## What you need to do
Where the word "title" occurs in a line, return that line.

## Dataset rows
════════
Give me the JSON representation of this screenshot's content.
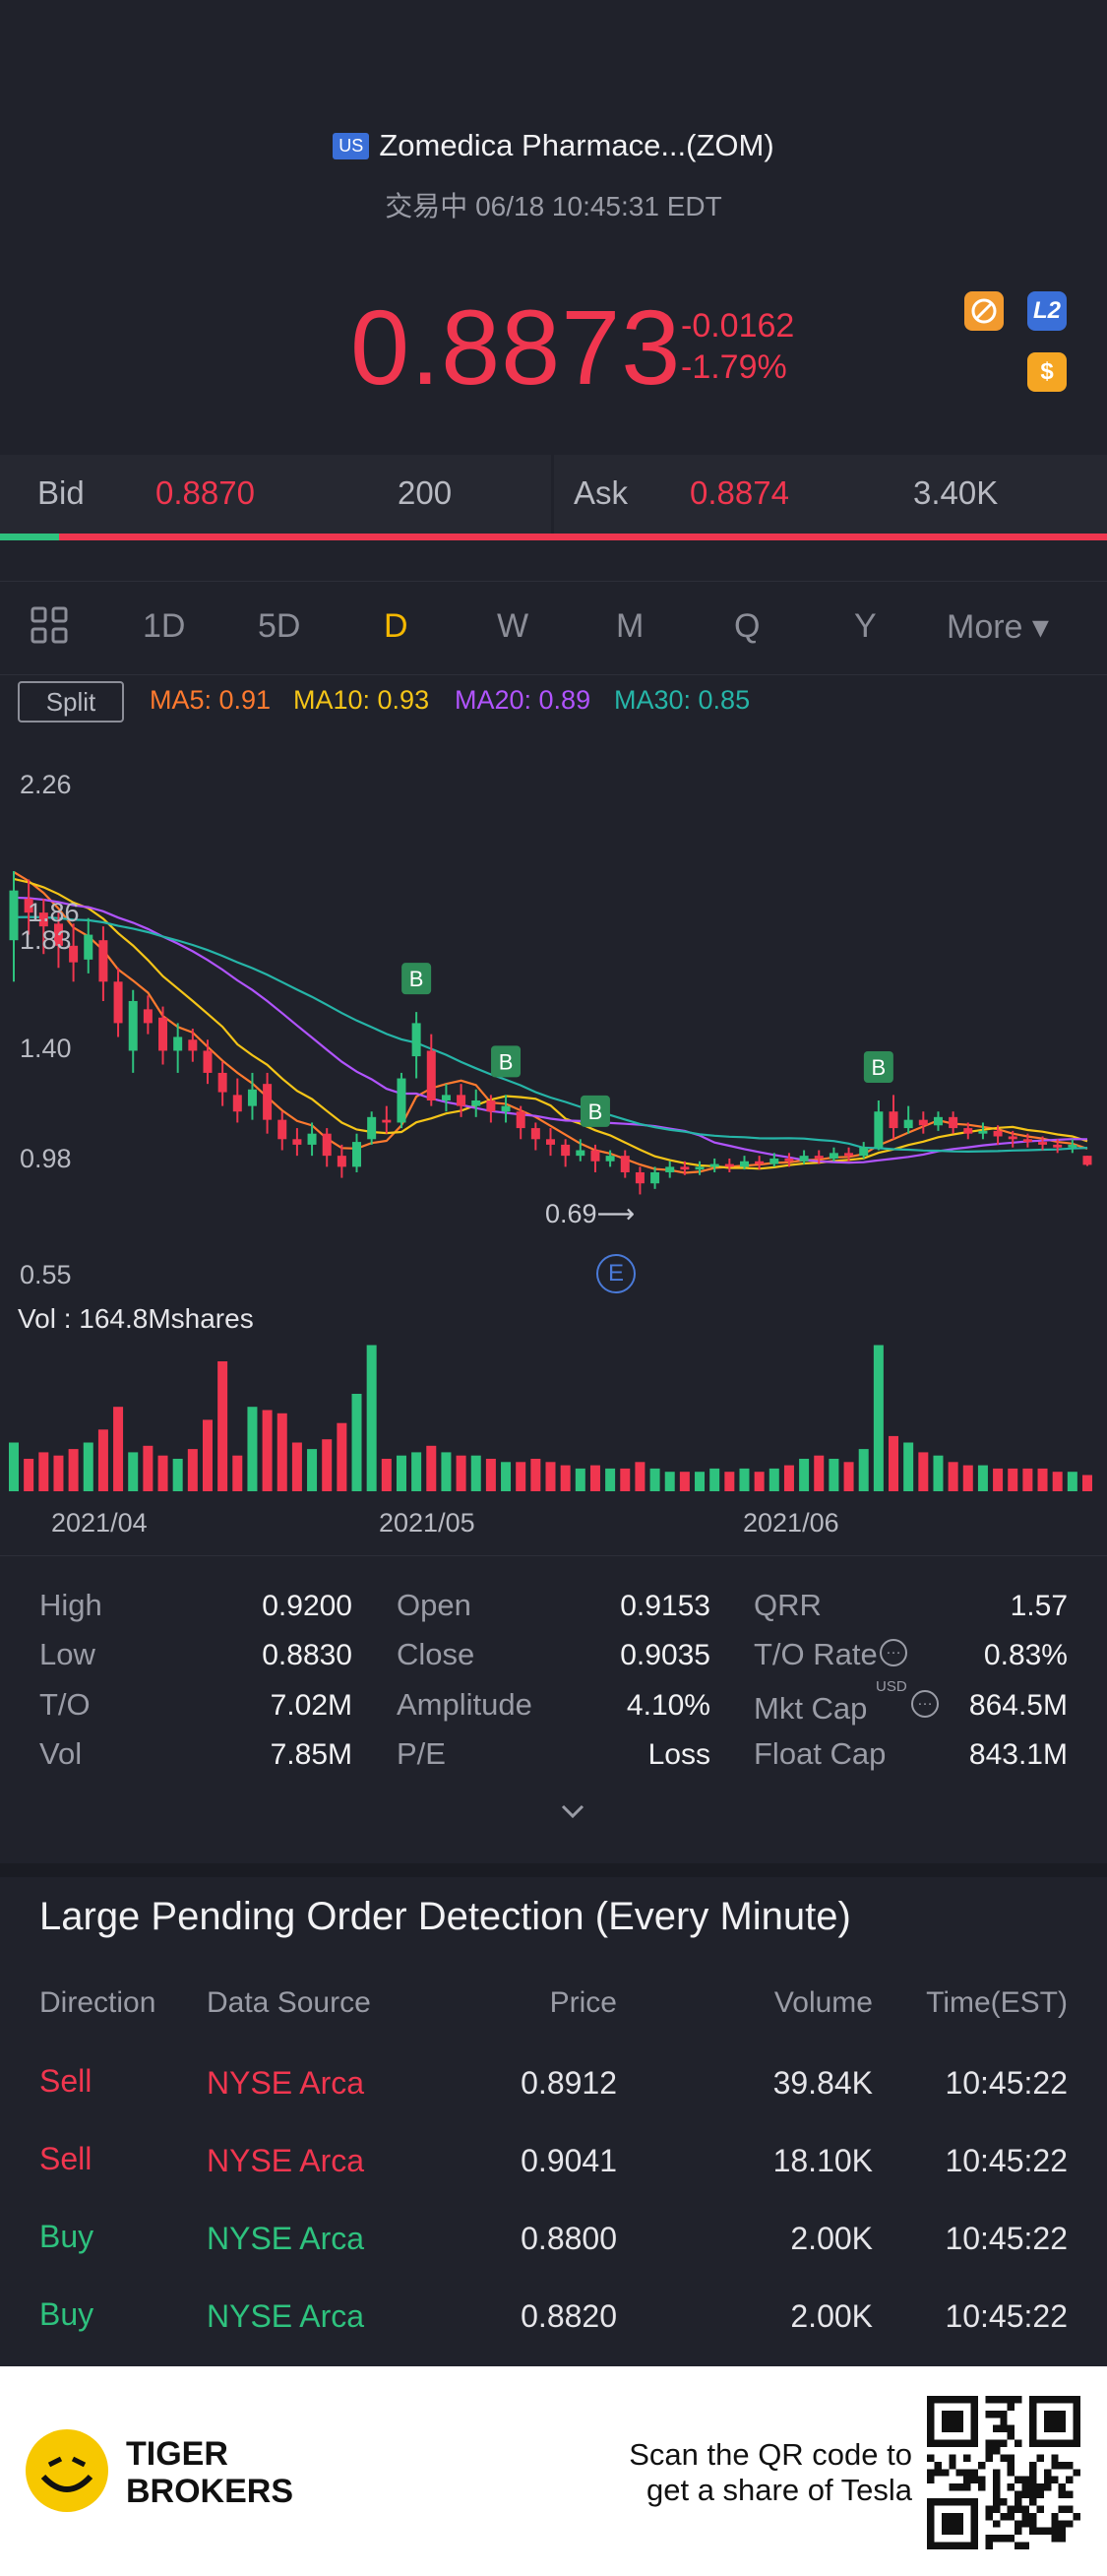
{
  "header": {
    "market_badge": "US",
    "title": "Zomedica Pharmace...(ZOM)",
    "status": "交易中 06/18 10:45:31 EDT",
    "price": "0.8873",
    "change_abs": "-0.0162",
    "change_pct": "-1.79%",
    "icons": [
      "no-sign-icon",
      "level2-icon",
      "dollar-icon"
    ],
    "l2_label": "L2",
    "dollar_label": "$"
  },
  "bidask": {
    "bid_label": "Bid",
    "bid_price": "0.8870",
    "bid_size": "200",
    "ask_label": "Ask",
    "ask_price": "0.8874",
    "ask_size": "3.40K",
    "bid_fraction": 0.053
  },
  "tabs": [
    "1D",
    "5D",
    "D",
    "W",
    "M",
    "Q",
    "Y",
    "More ▾"
  ],
  "active_tab": "D",
  "indicators": {
    "split_label": "Split",
    "ma5": "MA5: 0.91",
    "ma10": "MA10: 0.93",
    "ma20": "MA20: 0.89",
    "ma30": "MA30: 0.85",
    "colors": {
      "ma5": "#ff7a2f",
      "ma10": "#f5c518",
      "ma20": "#b154ff",
      "ma30": "#26b5a8"
    }
  },
  "chart_data": {
    "type": "candlestick",
    "y_ticks": [
      "2.26",
      "1.83",
      "1.40",
      "0.98",
      "0.55"
    ],
    "overlay_label": "1.86",
    "low_marker": "0.69⟶",
    "event_label": "E",
    "buy_marker_label": "B",
    "x_ticks": [
      "2021/04",
      "2021/05",
      "2021/06"
    ],
    "ylim": [
      0.55,
      2.26
    ],
    "candles": [
      [
        1.7,
        1.88,
        1.95,
        1.55
      ],
      [
        1.85,
        1.8,
        1.92,
        1.72
      ],
      [
        1.8,
        1.75,
        1.85,
        1.65
      ],
      [
        1.76,
        1.68,
        1.8,
        1.6
      ],
      [
        1.68,
        1.62,
        1.76,
        1.55
      ],
      [
        1.63,
        1.72,
        1.78,
        1.58
      ],
      [
        1.7,
        1.55,
        1.75,
        1.48
      ],
      [
        1.55,
        1.4,
        1.6,
        1.35
      ],
      [
        1.3,
        1.48,
        1.52,
        1.22
      ],
      [
        1.45,
        1.4,
        1.5,
        1.36
      ],
      [
        1.42,
        1.3,
        1.46,
        1.25
      ],
      [
        1.3,
        1.35,
        1.4,
        1.22
      ],
      [
        1.34,
        1.3,
        1.38,
        1.26
      ],
      [
        1.3,
        1.22,
        1.34,
        1.18
      ],
      [
        1.22,
        1.15,
        1.26,
        1.1
      ],
      [
        1.14,
        1.08,
        1.2,
        1.04
      ],
      [
        1.1,
        1.16,
        1.22,
        1.05
      ],
      [
        1.18,
        1.05,
        1.22,
        1.0
      ],
      [
        1.05,
        0.98,
        1.08,
        0.94
      ],
      [
        0.98,
        0.96,
        1.02,
        0.92
      ],
      [
        0.96,
        1.0,
        1.04,
        0.92
      ],
      [
        1.0,
        0.92,
        1.02,
        0.88
      ],
      [
        0.92,
        0.88,
        0.96,
        0.84
      ],
      [
        0.88,
        0.97,
        1.0,
        0.86
      ],
      [
        0.98,
        1.06,
        1.08,
        0.96
      ],
      [
        1.05,
        1.04,
        1.1,
        1.0
      ],
      [
        1.04,
        1.2,
        1.22,
        1.02
      ],
      [
        1.28,
        1.4,
        1.44,
        1.2
      ],
      [
        1.3,
        1.12,
        1.36,
        1.1
      ],
      [
        1.12,
        1.14,
        1.18,
        1.08
      ],
      [
        1.14,
        1.1,
        1.18,
        1.06
      ],
      [
        1.1,
        1.12,
        1.16,
        1.06
      ],
      [
        1.12,
        1.08,
        1.14,
        1.04
      ],
      [
        1.08,
        1.1,
        1.14,
        1.04
      ],
      [
        1.08,
        1.02,
        1.1,
        0.98
      ],
      [
        1.02,
        0.98,
        1.04,
        0.94
      ],
      [
        0.98,
        0.96,
        1.02,
        0.92
      ],
      [
        0.96,
        0.92,
        0.98,
        0.88
      ],
      [
        0.92,
        0.94,
        0.98,
        0.9
      ],
      [
        0.94,
        0.9,
        0.96,
        0.86
      ],
      [
        0.9,
        0.92,
        0.94,
        0.88
      ],
      [
        0.92,
        0.86,
        0.94,
        0.84
      ],
      [
        0.86,
        0.82,
        0.88,
        0.78
      ],
      [
        0.82,
        0.86,
        0.88,
        0.8
      ],
      [
        0.86,
        0.88,
        0.9,
        0.84
      ],
      [
        0.88,
        0.87,
        0.9,
        0.85
      ],
      [
        0.87,
        0.88,
        0.9,
        0.85
      ],
      [
        0.88,
        0.89,
        0.91,
        0.86
      ],
      [
        0.89,
        0.88,
        0.91,
        0.86
      ],
      [
        0.88,
        0.9,
        0.92,
        0.87
      ],
      [
        0.9,
        0.89,
        0.92,
        0.87
      ],
      [
        0.89,
        0.91,
        0.93,
        0.88
      ],
      [
        0.91,
        0.9,
        0.93,
        0.88
      ],
      [
        0.9,
        0.92,
        0.94,
        0.89
      ],
      [
        0.92,
        0.91,
        0.94,
        0.89
      ],
      [
        0.91,
        0.93,
        0.95,
        0.9
      ],
      [
        0.93,
        0.92,
        0.95,
        0.9
      ],
      [
        0.92,
        0.95,
        0.97,
        0.91
      ],
      [
        0.95,
        1.08,
        1.12,
        0.94
      ],
      [
        1.08,
        1.02,
        1.14,
        0.98
      ],
      [
        1.02,
        1.05,
        1.1,
        1.0
      ],
      [
        1.05,
        1.03,
        1.08,
        1.0
      ],
      [
        1.03,
        1.06,
        1.08,
        1.01
      ],
      [
        1.06,
        1.02,
        1.08,
        1.0
      ],
      [
        1.02,
        1.0,
        1.04,
        0.98
      ],
      [
        1.0,
        1.01,
        1.04,
        0.98
      ],
      [
        1.01,
        0.99,
        1.03,
        0.96
      ],
      [
        0.99,
        0.98,
        1.01,
        0.95
      ],
      [
        0.98,
        0.97,
        1.0,
        0.95
      ],
      [
        0.97,
        0.96,
        0.99,
        0.94
      ],
      [
        0.96,
        0.95,
        0.98,
        0.93
      ],
      [
        0.95,
        0.96,
        0.98,
        0.93
      ],
      [
        0.92,
        0.887,
        0.92,
        0.883
      ]
    ],
    "volumes": [
      30,
      20,
      24,
      22,
      26,
      30,
      38,
      52,
      24,
      28,
      22,
      20,
      26,
      44,
      80,
      22,
      52,
      50,
      48,
      30,
      26,
      32,
      42,
      60,
      90,
      20,
      22,
      24,
      28,
      24,
      22,
      22,
      20,
      18,
      18,
      20,
      18,
      16,
      14,
      16,
      14,
      14,
      18,
      14,
      12,
      12,
      12,
      14,
      12,
      14,
      12,
      14,
      16,
      20,
      22,
      20,
      18,
      26,
      90,
      34,
      30,
      24,
      22,
      18,
      16,
      16,
      14,
      14,
      14,
      14,
      12,
      12,
      10
    ],
    "vol_ylim": [
      0,
      100
    ],
    "vol_label": "Vol  : 164.8Mshares"
  },
  "stats": {
    "col1": [
      [
        "High",
        "0.9200"
      ],
      [
        "Low",
        "0.8830"
      ],
      [
        "T/O",
        "7.02M"
      ],
      [
        "Vol",
        "7.85M"
      ]
    ],
    "col2": [
      [
        "Open",
        "0.9153"
      ],
      [
        "Close",
        "0.9035"
      ],
      [
        "Amplitude",
        "4.10%"
      ],
      [
        "P/E",
        "Loss"
      ]
    ],
    "col3": [
      [
        "QRR",
        "1.57"
      ],
      [
        "T/O Rate",
        "0.83%"
      ],
      [
        "Mkt Cap",
        "864.5M"
      ],
      [
        "Float Cap",
        "843.1M"
      ]
    ],
    "usd_sup": "USD",
    "expand_icon": "chevron-down-icon"
  },
  "large_orders": {
    "title": "Large Pending Order Detection (Every Minute)",
    "headers": [
      "Direction",
      "Data Source",
      "Price",
      "Volume",
      "Time(EST)"
    ],
    "rows": [
      [
        "Sell",
        "NYSE Arca",
        "0.8912",
        "39.84K",
        "10:45:22"
      ],
      [
        "Sell",
        "NYSE Arca",
        "0.9041",
        "18.10K",
        "10:45:22"
      ],
      [
        "Buy",
        "NYSE Arca",
        "0.8800",
        "2.00K",
        "10:45:22"
      ],
      [
        "Buy",
        "NYSE Arca",
        "0.8820",
        "2.00K",
        "10:45:22"
      ]
    ]
  },
  "footer": {
    "brand_line1": "TIGER",
    "brand_line2": "BROKERS",
    "scan_line1": "Scan the QR code to",
    "scan_line2": "get a share of Tesla"
  }
}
════════
## Finished exercise
    "title": "Zomedica Pharmace...(ZOM)",
    "title": "Large Pending Order Detection (Every Minute)",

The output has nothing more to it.